▶ _GOAL_: Copy every line of the data exactly, leaving nothing out.

+--

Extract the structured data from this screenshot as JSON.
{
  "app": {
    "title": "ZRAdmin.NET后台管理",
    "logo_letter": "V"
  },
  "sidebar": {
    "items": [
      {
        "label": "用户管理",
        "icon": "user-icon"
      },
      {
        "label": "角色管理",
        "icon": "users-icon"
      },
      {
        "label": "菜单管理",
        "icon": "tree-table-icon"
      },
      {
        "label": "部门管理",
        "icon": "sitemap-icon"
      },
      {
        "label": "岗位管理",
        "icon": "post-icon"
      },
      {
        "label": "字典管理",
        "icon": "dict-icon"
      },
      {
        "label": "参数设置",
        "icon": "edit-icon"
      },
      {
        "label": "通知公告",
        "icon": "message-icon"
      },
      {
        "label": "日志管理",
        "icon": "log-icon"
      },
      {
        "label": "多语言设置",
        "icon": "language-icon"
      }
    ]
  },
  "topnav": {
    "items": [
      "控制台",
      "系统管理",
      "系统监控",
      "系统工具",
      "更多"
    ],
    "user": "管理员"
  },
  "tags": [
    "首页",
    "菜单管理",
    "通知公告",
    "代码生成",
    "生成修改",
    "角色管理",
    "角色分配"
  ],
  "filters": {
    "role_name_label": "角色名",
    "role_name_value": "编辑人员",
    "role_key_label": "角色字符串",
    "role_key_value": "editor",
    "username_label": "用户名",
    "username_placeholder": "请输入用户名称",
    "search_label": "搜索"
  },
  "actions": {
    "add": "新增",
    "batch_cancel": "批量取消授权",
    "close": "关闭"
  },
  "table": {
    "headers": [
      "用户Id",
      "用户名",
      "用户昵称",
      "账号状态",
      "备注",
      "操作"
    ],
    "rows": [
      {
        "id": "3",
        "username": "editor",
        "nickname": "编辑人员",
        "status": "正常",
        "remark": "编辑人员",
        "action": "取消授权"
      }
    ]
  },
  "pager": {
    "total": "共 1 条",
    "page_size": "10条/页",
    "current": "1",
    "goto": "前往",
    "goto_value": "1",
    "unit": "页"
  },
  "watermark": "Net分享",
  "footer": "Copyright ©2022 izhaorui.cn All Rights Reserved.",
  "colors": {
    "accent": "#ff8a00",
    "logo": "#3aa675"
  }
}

+--

▶ _EXPECTED OUTPUT_:
Extract the structured data from this screenshot as JSON.
{
  "app": {
    "title": "ZRAdmin.NET后台管理",
    "logo_letter": "V"
  },
  "sidebar": {
    "items": [
      {
        "label": "用户管理",
        "icon": "user-icon"
      },
      {
        "label": "角色管理",
        "icon": "users-icon"
      },
      {
        "label": "菜单管理",
        "icon": "tree-table-icon"
      },
      {
        "label": "部门管理",
        "icon": "sitemap-icon"
      },
      {
        "label": "岗位管理",
        "icon": "post-icon"
      },
      {
        "label": "字典管理",
        "icon": "dict-icon"
      },
      {
        "label": "参数设置",
        "icon": "edit-icon"
      },
      {
        "label": "通知公告",
        "icon": "message-icon"
      },
      {
        "label": "日志管理",
        "icon": "log-icon"
      },
      {
        "label": "多语言设置",
        "icon": "language-icon"
      }
    ]
  },
  "topnav": {
    "items": [
      "控制台",
      "系统管理",
      "系统监控",
      "系统工具",
      "更多"
    ],
    "user": "管理员"
  },
  "tags": [
    "首页",
    "菜单管理",
    "通知公告",
    "代码生成",
    "生成修改",
    "角色管理",
    "角色分配"
  ],
  "filters": {
    "role_name_label": "角色名",
    "role_name_value": "编辑人员",
    "role_key_label": "角色字符串",
    "role_key_value": "editor",
    "username_label": "用户名",
    "username_placeholder": "请输入用户名称",
    "search_label": "搜索"
  },
  "actions": {
    "add": "新增",
    "batch_cancel": "批量取消授权",
    "close": "关闭"
  },
  "table": {
    "headers": [
      "用户Id",
      "用户名",
      "用户昵称",
      "账号状态",
      "备注",
      "操作"
    ],
    "rows": [
      {
        "id": "3",
        "username": "editor",
        "nickname": "编辑人员",
        "status": "正常",
        "remark": "编辑人员",
        "action": "取消授权"
      }
    ]
  },
  "pager": {
    "total": "共 1 条",
    "page_size": "10条/页",
    "current": "1",
    "goto": "前往",
    "goto_value": "1",
    "unit": "页"
  },
  "watermark": "Net分享",
  "footer": "Copyright ©2022 izhaorui.cn All Rights Reserved.",
  "colors": {
    "accent": "#ff8a00",
    "logo": "#3aa675"
  }
}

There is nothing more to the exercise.